Records from a dataset

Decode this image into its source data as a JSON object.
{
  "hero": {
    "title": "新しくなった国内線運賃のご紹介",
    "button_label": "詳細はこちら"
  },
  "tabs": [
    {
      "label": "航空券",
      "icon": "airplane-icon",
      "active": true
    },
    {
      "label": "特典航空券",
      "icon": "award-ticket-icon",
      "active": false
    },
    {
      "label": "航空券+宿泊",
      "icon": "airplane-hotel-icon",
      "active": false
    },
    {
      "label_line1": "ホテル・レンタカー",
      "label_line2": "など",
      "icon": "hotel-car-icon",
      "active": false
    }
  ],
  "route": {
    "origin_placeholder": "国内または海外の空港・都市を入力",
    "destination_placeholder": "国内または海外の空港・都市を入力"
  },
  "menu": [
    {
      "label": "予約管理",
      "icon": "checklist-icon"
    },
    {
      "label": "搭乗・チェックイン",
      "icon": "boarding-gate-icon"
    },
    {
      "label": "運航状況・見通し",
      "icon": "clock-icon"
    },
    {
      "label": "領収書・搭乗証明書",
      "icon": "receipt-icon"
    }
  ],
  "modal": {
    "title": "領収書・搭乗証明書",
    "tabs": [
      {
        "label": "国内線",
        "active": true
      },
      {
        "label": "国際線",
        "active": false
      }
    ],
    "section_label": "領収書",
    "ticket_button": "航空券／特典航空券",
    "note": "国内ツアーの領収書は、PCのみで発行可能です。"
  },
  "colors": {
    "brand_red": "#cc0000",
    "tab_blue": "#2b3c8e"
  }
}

What is expected:
Transcribe the whole listing with nothing added or left out.

Answer to the task:
Decode this image into its source data as a JSON object.
{
  "hero": {
    "title": "新しくなった国内線運賃のご紹介",
    "button_label": "詳細はこちら"
  },
  "tabs": [
    {
      "label": "航空券",
      "icon": "airplane-icon",
      "active": true
    },
    {
      "label": "特典航空券",
      "icon": "award-ticket-icon",
      "active": false
    },
    {
      "label": "航空券+宿泊",
      "icon": "airplane-hotel-icon",
      "active": false
    },
    {
      "label_line1": "ホテル・レンタカー",
      "label_line2": "など",
      "icon": "hotel-car-icon",
      "active": false
    }
  ],
  "route": {
    "origin_placeholder": "国内または海外の空港・都市を入力",
    "destination_placeholder": "国内または海外の空港・都市を入力"
  },
  "menu": [
    {
      "label": "予約管理",
      "icon": "checklist-icon"
    },
    {
      "label": "搭乗・チェックイン",
      "icon": "boarding-gate-icon"
    },
    {
      "label": "運航状況・見通し",
      "icon": "clock-icon"
    },
    {
      "label": "領収書・搭乗証明書",
      "icon": "receipt-icon"
    }
  ],
  "modal": {
    "title": "領収書・搭乗証明書",
    "tabs": [
      {
        "label": "国内線",
        "active": true
      },
      {
        "label": "国際線",
        "active": false
      }
    ],
    "section_label": "領収書",
    "ticket_button": "航空券／特典航空券",
    "note": "国内ツアーの領収書は、PCのみで発行可能です。"
  },
  "colors": {
    "brand_red": "#cc0000",
    "tab_blue": "#2b3c8e"
  }
}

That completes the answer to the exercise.